Search the data for the word "vételről" and copy every line that contains it.

Material for the task.
○ ○ ○ ○ ○ ○ ○

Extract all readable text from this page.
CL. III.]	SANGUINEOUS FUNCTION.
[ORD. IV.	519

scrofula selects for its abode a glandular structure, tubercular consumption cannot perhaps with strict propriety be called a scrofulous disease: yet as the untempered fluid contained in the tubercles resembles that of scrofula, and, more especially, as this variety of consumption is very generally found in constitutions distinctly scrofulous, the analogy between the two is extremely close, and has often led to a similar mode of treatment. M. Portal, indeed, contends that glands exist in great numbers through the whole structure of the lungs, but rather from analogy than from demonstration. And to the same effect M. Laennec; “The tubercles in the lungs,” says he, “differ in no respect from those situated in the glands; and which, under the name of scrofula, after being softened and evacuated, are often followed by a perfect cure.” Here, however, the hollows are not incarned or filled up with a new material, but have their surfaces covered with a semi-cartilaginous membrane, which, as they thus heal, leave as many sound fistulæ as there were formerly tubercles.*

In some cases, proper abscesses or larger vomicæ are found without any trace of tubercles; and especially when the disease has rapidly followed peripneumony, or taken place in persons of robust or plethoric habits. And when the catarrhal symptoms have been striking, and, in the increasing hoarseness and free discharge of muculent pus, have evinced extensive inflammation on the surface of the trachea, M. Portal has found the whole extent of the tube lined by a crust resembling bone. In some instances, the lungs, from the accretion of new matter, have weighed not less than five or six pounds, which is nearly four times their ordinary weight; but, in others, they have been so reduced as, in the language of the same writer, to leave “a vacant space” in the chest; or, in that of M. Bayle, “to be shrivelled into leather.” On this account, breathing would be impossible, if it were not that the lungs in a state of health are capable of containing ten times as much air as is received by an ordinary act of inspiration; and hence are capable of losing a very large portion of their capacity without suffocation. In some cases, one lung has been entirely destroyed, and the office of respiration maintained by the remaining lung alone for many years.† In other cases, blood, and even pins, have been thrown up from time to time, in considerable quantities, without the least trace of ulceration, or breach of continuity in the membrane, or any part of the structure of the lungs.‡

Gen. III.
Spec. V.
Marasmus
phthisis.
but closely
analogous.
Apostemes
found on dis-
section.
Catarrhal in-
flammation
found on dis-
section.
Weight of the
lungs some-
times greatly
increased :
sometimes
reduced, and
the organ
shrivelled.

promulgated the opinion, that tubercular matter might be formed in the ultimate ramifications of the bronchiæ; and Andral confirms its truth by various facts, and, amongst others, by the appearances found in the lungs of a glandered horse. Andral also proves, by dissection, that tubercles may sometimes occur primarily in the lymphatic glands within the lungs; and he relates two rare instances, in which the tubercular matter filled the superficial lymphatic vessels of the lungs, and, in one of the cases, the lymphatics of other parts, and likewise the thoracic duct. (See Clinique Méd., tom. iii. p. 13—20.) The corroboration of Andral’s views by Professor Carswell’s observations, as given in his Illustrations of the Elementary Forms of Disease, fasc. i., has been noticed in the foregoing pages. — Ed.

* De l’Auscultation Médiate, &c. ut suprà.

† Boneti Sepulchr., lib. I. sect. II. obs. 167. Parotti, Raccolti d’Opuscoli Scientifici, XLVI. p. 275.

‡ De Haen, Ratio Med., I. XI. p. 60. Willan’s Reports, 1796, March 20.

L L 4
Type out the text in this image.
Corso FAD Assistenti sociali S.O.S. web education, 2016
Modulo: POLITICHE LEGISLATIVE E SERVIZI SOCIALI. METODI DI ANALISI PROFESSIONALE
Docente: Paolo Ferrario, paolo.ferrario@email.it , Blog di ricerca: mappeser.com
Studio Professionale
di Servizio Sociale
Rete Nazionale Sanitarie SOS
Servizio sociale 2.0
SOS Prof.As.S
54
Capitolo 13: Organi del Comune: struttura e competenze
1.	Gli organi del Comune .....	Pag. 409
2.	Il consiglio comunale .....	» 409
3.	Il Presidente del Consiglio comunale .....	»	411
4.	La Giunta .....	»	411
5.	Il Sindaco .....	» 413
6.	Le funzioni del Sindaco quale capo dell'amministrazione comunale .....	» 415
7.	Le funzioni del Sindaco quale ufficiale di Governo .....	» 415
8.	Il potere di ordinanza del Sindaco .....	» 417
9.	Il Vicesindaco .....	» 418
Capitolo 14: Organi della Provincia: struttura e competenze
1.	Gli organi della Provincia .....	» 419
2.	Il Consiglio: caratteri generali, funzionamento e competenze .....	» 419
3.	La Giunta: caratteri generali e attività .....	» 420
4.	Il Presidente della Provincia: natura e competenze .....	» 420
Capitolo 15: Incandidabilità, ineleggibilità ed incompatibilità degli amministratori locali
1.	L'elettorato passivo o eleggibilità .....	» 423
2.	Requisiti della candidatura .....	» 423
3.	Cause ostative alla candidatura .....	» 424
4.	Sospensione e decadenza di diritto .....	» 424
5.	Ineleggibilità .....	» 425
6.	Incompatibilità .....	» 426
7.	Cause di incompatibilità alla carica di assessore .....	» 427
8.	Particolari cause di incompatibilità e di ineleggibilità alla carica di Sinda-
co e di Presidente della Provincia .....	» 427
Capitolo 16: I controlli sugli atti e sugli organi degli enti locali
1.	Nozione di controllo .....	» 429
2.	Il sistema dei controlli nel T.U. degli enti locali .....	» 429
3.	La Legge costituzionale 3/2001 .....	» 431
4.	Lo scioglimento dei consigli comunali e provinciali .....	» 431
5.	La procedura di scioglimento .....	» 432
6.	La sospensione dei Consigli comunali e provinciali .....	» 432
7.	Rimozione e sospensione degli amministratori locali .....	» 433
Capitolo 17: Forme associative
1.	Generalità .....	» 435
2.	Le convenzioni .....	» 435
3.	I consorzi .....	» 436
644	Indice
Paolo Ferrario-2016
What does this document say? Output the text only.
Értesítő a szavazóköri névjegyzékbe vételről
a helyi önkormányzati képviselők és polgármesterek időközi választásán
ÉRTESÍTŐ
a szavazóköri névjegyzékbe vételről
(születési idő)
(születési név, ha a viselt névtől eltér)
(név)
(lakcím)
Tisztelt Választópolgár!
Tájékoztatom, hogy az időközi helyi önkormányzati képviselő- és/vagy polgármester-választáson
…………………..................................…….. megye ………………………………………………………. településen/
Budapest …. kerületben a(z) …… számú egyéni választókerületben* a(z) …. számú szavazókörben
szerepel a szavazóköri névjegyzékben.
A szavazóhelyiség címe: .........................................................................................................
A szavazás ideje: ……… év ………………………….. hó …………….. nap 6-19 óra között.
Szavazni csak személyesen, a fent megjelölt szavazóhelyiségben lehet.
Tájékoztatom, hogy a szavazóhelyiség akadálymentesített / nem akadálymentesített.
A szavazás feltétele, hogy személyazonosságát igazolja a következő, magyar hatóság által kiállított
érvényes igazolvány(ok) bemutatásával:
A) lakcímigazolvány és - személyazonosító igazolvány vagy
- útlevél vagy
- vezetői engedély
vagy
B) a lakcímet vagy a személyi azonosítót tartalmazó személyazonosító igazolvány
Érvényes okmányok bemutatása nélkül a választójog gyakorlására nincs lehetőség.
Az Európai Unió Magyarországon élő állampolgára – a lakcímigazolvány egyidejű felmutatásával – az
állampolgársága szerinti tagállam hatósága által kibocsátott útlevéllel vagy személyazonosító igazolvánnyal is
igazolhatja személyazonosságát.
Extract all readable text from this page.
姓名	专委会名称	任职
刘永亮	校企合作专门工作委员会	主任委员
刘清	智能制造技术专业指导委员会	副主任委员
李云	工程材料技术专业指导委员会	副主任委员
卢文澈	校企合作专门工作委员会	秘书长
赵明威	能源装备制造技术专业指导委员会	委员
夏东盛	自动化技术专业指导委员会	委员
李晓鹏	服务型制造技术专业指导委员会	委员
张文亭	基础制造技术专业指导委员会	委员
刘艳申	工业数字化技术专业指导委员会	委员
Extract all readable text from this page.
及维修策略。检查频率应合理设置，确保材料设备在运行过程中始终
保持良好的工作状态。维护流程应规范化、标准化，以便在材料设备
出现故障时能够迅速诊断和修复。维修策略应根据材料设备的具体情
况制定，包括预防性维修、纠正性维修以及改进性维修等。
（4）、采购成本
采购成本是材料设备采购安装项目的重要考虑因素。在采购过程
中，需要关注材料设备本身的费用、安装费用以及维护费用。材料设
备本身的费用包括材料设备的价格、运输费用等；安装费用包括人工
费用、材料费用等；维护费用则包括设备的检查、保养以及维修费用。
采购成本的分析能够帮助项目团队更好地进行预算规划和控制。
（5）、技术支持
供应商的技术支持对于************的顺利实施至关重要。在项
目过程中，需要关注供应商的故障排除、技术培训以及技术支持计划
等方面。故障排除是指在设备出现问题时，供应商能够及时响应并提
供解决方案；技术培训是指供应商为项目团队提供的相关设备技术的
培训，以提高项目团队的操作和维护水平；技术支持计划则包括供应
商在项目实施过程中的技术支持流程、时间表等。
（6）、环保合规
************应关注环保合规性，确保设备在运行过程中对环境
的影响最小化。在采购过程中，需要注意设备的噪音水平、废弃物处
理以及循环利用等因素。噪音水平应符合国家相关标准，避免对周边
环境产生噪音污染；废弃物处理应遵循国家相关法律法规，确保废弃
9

○ ○ ○ ○ ○ ○ ○

Correct output.
Értesítő a szavazóköri névjegyzékbe vételről
a szavazóköri névjegyzékbe vételről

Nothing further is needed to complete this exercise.